SHORT PROBLEM:
Every line of the records below should be restated exactly.

Stored data:
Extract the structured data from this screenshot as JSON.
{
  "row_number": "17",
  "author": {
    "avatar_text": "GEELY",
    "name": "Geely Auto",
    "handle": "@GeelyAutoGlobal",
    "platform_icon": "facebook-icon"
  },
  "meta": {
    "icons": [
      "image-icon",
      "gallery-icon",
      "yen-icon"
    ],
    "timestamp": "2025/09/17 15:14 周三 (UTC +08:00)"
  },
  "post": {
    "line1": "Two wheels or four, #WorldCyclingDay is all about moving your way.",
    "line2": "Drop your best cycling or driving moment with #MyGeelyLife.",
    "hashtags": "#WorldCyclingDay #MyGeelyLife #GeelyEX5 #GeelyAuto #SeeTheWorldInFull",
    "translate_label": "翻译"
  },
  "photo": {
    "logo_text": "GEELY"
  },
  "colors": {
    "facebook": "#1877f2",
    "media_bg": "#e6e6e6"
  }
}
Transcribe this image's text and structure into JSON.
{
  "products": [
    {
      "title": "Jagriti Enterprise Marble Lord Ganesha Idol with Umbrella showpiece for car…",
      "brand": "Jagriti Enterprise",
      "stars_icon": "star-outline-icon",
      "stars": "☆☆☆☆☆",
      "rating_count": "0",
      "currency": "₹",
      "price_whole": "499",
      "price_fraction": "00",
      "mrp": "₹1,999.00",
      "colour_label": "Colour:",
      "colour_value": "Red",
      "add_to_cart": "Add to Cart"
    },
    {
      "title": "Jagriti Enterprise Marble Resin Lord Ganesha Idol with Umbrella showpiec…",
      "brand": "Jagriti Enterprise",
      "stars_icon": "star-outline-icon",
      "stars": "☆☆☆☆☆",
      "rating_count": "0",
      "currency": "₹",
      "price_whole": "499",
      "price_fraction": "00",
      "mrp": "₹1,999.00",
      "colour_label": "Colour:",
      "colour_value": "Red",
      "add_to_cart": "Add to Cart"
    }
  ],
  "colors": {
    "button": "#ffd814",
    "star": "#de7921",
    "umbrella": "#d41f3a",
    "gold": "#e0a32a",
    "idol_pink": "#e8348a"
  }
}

THE RESPONSE:
Extract the structured data from this screenshot as JSON.
{
  "row_number": "17",
  "author": {
    "avatar_text": "GEELY",
    "name": "Geely Auto",
    "handle": "@GeelyAutoGlobal",
    "platform_icon": "facebook-icon"
  },
  "meta": {
    "icons": [
      "image-icon",
      "gallery-icon",
      "yen-icon"
    ],
    "timestamp": "2025/09/17 15:14 周三 (UTC +08:00)"
  },
  "post": {
    "line1": "Two wheels or four, #WorldCyclingDay is all about moving your way.",
    "line2": "Drop your best cycling or driving moment with #MyGeelyLife.",
    "hashtags": "#WorldCyclingDay #MyGeelyLife #GeelyEX5 #GeelyAuto #SeeTheWorldInFull",
    "translate_label": "翻译"
  },
  "photo": {
    "logo_text": "GEELY"
  },
  "colors": {
    "facebook": "#1877f2",
    "media_bg": "#e6e6e6"
  }
}
Transcribe this image's text and structure into JSON.
{
  "products": [
    {
      "title": "Jagriti Enterprise Marble Lord Ganesha Idol with Umbrella showpiece for car…",
      "brand": "Jagriti Enterprise",
      "stars_icon": "star-outline-icon",
      "stars": "☆☆☆☆☆",
      "rating_count": "0",
      "currency": "₹",
      "price_whole": "499",
      "price_fraction": "00",
      "mrp": "₹1,999.00",
      "colour_label": "Colour:",
      "colour_value": "Red",
      "add_to_cart": "Add to Cart"
    },
    {
      "title": "Jagriti Enterprise Marble Resin Lord Ganesha Idol with Umbrella showpiec…",
      "brand": "Jagriti Enterprise",
      "stars_icon": "star-outline-icon",
      "stars": "☆☆☆☆☆",
      "rating_count": "0",
      "currency": "₹",
      "price_whole": "499",
      "price_fraction": "00",
      "mrp": "₹1,999.00",
      "colour_label": "Colour:",
      "colour_value": "Red",
      "add_to_cart": "Add to Cart"
    }
  ],
  "colors": {
    "button": "#ffd814",
    "star": "#de7921",
    "umbrella": "#d41f3a",
    "gold": "#e0a32a",
    "idol_pink": "#e8348a"
  }
}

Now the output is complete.